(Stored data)
════
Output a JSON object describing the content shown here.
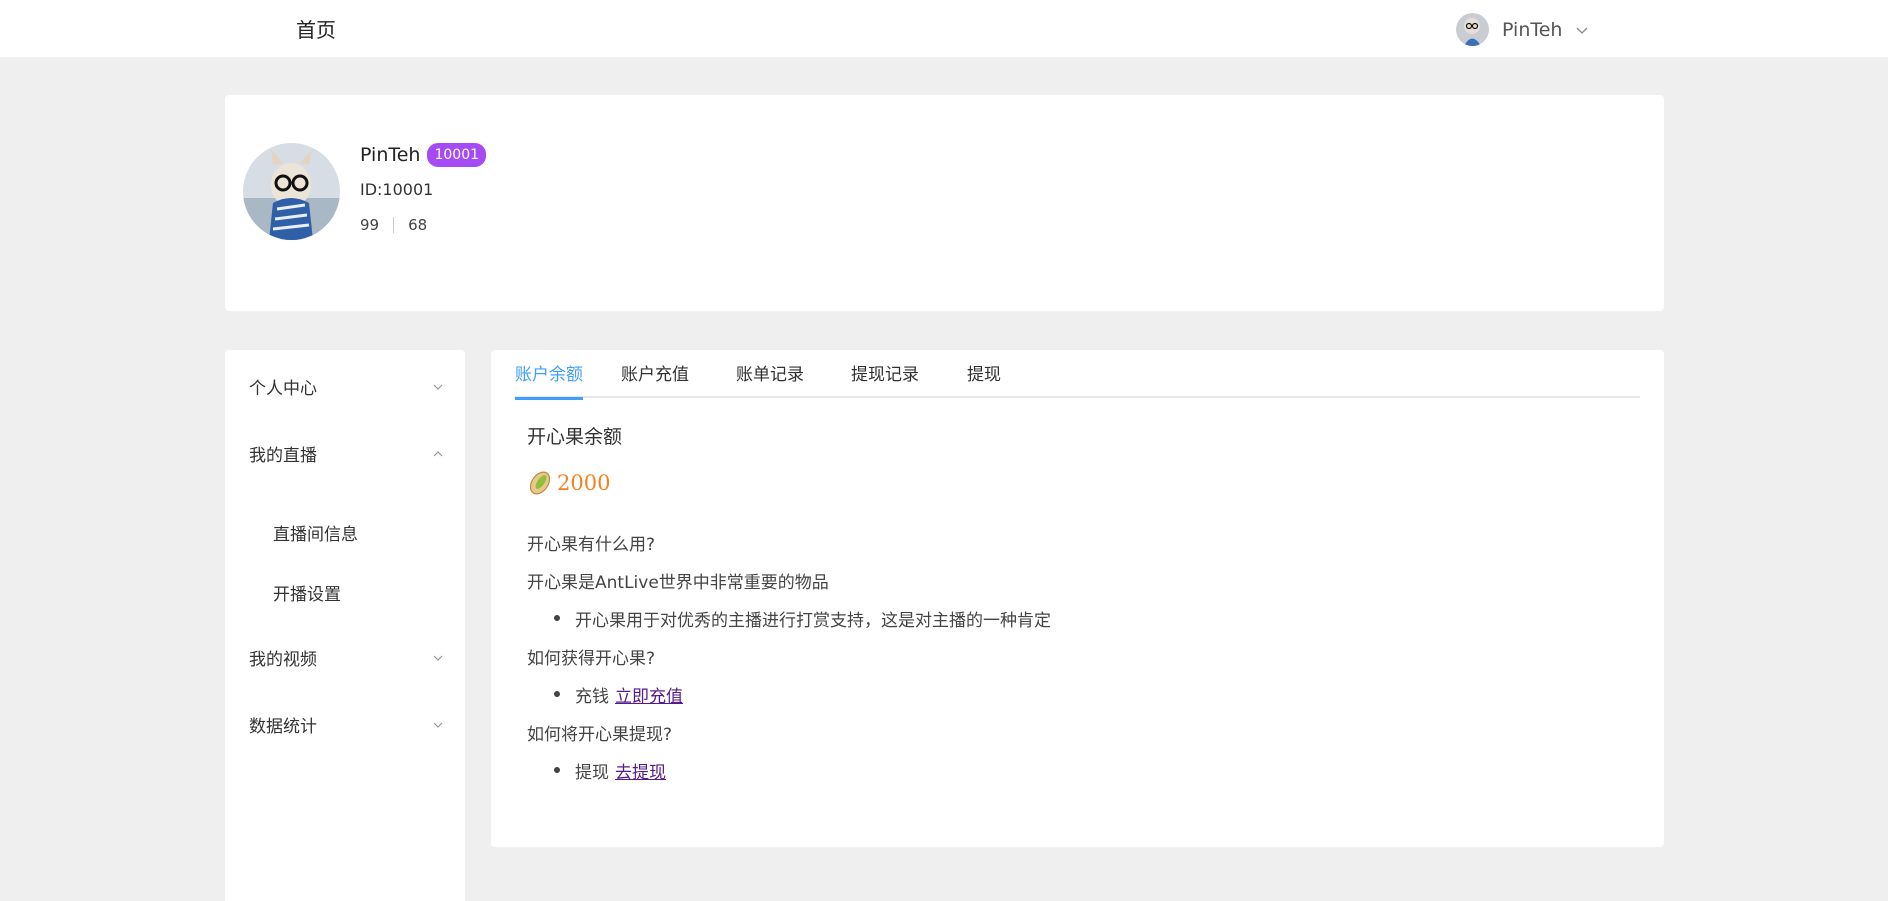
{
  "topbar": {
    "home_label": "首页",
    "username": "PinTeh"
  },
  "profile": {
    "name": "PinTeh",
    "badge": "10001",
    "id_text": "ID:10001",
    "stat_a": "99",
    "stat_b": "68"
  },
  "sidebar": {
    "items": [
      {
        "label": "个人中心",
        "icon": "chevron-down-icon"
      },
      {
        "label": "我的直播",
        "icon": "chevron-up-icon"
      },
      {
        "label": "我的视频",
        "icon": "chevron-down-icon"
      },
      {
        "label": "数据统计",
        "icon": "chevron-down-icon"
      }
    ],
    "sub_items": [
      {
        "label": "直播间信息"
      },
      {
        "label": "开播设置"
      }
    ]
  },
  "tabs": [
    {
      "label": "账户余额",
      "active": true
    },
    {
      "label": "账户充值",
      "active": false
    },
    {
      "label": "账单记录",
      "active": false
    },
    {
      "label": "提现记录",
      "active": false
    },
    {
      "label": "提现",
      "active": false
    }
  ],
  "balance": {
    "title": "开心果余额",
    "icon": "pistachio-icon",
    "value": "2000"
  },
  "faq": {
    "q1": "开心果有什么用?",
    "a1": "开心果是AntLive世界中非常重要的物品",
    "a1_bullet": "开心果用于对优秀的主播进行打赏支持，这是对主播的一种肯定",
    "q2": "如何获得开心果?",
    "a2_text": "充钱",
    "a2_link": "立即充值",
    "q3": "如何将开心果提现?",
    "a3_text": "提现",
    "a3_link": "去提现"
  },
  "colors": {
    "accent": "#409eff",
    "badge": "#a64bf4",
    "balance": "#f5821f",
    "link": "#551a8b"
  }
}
════
**SHORT PROBLEM:**
Return the full material word for word. Do not include the pictures.

**EXERCISE ANSWER:**
Output a JSON object describing the content shown here.
{
  "topbar": {
    "home_label": "首页",
    "username": "PinTeh"
  },
  "profile": {
    "name": "PinTeh",
    "badge": "10001",
    "id_text": "ID:10001",
    "stat_a": "99",
    "stat_b": "68"
  },
  "sidebar": {
    "items": [
      {
        "label": "个人中心",
        "icon": "chevron-down-icon"
      },
      {
        "label": "我的直播",
        "icon": "chevron-up-icon"
      },
      {
        "label": "我的视频",
        "icon": "chevron-down-icon"
      },
      {
        "label": "数据统计",
        "icon": "chevron-down-icon"
      }
    ],
    "sub_items": [
      {
        "label": "直播间信息"
      },
      {
        "label": "开播设置"
      }
    ]
  },
  "tabs": [
    {
      "label": "账户余额",
      "active": true
    },
    {
      "label": "账户充值",
      "active": false
    },
    {
      "label": "账单记录",
      "active": false
    },
    {
      "label": "提现记录",
      "active": false
    },
    {
      "label": "提现",
      "active": false
    }
  ],
  "balance": {
    "title": "开心果余额",
    "icon": "pistachio-icon",
    "value": "2000"
  },
  "faq": {
    "q1": "开心果有什么用?",
    "a1": "开心果是AntLive世界中非常重要的物品",
    "a1_bullet": "开心果用于对优秀的主播进行打赏支持，这是对主播的一种肯定",
    "q2": "如何获得开心果?",
    "a2_text": "充钱",
    "a2_link": "立即充值",
    "q3": "如何将开心果提现?",
    "a3_text": "提现",
    "a3_link": "去提现"
  },
  "colors": {
    "accent": "#409eff",
    "badge": "#a64bf4",
    "balance": "#f5821f",
    "link": "#551a8b"
  }
}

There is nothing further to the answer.